> Directions for this task
In the listing below, identify each line with the word "Door" and return those lines.

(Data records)
"""

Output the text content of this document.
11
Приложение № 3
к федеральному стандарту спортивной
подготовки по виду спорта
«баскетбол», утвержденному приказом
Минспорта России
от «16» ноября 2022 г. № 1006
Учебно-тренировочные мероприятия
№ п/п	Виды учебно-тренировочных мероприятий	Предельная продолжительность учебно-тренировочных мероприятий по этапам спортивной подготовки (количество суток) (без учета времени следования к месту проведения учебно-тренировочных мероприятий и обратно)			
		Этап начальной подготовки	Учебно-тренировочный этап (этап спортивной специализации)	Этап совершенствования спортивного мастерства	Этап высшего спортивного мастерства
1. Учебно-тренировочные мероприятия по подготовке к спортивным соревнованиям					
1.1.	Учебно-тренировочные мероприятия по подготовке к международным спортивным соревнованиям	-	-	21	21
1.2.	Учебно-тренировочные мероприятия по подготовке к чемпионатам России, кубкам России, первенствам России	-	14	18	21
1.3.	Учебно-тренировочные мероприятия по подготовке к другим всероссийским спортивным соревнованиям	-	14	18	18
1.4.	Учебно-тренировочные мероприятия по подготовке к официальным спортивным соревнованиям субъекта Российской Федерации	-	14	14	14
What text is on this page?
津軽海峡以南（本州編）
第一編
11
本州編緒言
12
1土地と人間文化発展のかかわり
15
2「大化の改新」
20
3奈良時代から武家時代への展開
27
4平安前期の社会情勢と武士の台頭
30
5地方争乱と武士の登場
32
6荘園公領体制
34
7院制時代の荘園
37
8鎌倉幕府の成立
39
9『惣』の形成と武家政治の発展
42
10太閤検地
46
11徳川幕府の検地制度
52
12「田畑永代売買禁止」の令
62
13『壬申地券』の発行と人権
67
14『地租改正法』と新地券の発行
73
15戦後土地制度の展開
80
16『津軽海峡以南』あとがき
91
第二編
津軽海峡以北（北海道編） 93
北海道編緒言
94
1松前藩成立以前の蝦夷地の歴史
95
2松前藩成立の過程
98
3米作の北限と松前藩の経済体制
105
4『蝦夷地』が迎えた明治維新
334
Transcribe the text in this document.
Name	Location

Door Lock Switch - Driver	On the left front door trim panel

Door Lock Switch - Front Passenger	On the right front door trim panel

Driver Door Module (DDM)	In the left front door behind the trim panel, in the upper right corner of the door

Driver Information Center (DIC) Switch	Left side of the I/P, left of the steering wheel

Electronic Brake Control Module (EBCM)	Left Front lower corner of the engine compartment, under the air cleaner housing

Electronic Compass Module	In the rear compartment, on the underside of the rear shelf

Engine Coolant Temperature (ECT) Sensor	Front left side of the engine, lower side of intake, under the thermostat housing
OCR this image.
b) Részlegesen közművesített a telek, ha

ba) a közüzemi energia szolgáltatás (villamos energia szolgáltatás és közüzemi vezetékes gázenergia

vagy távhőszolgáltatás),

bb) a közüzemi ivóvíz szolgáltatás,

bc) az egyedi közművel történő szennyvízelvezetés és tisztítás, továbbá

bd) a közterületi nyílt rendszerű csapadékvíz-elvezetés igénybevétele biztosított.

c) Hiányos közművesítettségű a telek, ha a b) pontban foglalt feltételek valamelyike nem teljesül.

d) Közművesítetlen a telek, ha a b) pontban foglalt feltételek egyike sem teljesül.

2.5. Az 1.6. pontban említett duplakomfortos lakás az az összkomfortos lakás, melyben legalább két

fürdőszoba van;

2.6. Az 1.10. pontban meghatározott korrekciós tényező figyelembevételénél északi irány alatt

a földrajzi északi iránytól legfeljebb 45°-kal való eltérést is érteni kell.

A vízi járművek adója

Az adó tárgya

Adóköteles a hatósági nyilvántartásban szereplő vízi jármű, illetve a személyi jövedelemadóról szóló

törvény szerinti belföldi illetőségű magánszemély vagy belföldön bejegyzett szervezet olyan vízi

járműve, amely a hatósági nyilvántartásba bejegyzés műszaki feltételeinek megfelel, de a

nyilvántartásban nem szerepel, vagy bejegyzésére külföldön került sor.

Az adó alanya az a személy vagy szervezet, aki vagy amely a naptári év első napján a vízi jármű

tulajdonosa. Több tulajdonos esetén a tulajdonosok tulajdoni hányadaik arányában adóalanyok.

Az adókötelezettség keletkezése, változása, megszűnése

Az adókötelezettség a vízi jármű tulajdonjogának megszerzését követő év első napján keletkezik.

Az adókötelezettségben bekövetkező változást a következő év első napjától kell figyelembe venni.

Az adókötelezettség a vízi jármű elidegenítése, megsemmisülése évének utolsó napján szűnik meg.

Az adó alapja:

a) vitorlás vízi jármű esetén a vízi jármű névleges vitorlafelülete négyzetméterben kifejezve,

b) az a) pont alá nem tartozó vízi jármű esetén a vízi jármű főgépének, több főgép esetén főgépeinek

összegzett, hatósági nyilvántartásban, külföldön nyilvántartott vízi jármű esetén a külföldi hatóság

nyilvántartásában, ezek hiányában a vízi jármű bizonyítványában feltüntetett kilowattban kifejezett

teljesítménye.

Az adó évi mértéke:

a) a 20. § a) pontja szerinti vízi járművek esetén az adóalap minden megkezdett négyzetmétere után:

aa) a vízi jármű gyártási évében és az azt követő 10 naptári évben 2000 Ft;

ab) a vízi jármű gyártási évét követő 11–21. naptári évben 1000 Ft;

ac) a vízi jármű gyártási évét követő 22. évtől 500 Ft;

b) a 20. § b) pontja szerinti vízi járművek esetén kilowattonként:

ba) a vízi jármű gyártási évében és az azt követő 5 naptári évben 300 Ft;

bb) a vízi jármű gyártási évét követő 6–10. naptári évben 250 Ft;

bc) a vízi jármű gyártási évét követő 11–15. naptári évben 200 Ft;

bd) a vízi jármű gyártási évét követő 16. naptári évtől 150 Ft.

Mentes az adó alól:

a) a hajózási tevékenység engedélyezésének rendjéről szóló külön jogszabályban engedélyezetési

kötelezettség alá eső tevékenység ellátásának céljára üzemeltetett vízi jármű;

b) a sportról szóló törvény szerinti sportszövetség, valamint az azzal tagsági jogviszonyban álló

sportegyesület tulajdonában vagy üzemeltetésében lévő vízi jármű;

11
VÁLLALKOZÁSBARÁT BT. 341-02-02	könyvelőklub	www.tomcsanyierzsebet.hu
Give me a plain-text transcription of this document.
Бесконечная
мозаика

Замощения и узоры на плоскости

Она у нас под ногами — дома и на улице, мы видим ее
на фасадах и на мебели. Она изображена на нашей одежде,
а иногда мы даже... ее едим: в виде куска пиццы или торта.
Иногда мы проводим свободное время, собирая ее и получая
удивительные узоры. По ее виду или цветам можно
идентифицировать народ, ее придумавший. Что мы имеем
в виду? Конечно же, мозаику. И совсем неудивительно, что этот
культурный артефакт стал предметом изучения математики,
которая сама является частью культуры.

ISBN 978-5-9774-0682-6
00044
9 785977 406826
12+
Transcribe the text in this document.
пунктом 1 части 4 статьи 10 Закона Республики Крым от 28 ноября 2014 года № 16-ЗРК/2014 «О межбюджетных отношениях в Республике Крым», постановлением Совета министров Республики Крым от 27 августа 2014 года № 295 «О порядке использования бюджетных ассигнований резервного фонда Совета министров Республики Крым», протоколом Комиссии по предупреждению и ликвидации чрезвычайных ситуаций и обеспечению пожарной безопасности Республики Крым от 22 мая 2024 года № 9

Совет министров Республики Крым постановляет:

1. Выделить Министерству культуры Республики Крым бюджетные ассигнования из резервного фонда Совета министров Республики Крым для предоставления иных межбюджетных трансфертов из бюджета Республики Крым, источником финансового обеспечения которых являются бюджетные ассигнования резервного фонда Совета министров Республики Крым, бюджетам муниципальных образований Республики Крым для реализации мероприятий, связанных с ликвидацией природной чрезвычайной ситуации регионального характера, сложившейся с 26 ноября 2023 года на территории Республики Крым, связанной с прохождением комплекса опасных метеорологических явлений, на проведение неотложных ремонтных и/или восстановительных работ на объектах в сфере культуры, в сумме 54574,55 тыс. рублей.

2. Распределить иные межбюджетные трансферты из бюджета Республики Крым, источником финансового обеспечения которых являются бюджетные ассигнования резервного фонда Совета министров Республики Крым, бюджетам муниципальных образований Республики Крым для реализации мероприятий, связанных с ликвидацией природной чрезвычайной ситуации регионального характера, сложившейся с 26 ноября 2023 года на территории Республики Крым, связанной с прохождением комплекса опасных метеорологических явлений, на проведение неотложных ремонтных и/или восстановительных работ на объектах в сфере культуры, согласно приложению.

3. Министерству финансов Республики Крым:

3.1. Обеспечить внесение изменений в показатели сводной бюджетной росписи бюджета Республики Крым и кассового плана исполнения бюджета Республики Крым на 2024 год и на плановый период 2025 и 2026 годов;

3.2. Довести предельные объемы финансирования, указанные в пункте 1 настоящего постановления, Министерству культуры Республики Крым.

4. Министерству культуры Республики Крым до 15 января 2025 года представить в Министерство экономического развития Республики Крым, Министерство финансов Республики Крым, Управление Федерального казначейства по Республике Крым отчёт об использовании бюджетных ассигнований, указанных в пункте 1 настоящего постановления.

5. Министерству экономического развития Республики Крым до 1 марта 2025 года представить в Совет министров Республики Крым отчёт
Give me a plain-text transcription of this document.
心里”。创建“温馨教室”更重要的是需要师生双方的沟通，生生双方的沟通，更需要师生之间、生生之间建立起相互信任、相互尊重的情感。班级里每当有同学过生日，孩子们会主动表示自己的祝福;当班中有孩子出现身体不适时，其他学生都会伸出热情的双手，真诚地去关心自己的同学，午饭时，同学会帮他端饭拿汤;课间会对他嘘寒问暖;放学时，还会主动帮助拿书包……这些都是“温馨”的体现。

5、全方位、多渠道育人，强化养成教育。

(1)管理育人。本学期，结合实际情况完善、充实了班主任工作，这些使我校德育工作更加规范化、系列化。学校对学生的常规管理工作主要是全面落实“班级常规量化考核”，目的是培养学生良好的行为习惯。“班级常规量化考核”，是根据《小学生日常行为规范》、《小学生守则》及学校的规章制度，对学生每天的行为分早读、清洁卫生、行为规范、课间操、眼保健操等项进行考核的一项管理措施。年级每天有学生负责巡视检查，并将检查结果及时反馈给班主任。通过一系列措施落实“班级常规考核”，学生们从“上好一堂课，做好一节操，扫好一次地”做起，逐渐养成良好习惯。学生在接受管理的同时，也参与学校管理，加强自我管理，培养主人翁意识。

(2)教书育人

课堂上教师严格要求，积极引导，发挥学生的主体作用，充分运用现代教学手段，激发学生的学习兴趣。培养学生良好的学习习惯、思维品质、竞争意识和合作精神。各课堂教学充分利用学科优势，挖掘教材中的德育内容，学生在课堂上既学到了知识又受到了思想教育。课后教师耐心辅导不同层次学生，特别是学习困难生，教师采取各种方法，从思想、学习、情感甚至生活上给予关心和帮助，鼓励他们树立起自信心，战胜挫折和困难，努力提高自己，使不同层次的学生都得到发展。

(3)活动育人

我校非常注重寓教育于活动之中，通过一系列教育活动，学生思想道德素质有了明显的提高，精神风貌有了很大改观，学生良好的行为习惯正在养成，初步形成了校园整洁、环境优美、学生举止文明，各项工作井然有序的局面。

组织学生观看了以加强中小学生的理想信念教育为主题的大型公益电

"""

> Task output
Door Lock Switch - Driver	On the left front door trim panel
Door Lock Switch - Front Passenger	On the right front door trim panel
Driver Door Module (DDM)	In the left front door behind the trim panel, in the upper right corner of the door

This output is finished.